Aim:
Collect every line below that contains the word "ORIGINARIOS".

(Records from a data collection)
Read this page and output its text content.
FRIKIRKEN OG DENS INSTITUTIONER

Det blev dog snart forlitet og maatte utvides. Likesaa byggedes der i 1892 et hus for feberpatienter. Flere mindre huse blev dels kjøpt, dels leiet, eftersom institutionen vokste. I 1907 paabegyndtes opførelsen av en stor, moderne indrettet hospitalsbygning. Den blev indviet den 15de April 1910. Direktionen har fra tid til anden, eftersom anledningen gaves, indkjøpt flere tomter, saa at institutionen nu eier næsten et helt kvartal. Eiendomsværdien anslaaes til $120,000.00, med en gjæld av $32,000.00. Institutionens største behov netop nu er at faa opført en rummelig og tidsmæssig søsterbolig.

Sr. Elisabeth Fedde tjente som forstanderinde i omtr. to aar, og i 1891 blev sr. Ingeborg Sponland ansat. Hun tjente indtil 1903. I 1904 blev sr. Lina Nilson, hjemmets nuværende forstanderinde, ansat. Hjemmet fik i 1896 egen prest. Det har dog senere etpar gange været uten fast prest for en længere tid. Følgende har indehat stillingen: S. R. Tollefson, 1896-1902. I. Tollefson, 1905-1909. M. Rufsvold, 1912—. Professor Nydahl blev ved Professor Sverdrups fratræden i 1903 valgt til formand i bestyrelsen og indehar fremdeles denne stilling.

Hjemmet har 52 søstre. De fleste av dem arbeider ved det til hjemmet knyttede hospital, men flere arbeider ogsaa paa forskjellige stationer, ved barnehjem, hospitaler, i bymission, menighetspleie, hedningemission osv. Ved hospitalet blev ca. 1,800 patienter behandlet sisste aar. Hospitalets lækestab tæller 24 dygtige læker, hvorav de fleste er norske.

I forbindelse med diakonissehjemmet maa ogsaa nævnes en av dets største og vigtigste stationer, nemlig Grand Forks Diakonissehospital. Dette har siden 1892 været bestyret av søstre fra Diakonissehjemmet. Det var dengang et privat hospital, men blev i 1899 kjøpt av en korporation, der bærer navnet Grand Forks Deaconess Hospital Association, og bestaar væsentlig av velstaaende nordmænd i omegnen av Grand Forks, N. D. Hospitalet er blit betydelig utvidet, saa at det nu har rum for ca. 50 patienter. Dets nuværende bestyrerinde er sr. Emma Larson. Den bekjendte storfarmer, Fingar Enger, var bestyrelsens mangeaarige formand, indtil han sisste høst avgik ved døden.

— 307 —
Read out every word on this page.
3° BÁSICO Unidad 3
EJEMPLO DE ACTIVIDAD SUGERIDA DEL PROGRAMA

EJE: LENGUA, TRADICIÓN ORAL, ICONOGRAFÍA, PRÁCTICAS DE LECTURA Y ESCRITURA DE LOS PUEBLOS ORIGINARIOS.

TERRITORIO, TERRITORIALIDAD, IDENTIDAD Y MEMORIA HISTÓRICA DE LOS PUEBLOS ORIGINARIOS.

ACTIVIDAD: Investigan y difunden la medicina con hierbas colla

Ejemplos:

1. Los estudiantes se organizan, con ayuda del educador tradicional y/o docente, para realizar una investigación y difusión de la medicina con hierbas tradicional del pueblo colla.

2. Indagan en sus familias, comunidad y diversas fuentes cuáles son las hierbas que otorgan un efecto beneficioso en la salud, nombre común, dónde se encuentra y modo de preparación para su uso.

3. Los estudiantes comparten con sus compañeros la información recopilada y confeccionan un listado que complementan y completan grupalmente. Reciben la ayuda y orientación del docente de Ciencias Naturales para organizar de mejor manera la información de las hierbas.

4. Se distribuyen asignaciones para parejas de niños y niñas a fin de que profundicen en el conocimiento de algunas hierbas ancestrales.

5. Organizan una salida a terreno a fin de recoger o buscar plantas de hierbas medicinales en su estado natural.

Task answer:
EJE: LENGUA, TRADICIÓN ORAL, ICONOGRAFÍA, PRÁCTICAS DE LECTURA Y ESCRITURA DE LOS PUEBLOS ORIGINARIOS.
TERRITORIO, TERRITORIALIDAD, IDENTIDAD Y MEMORIA HISTÓRICA DE LOS PUEBLOS ORIGINARIOS.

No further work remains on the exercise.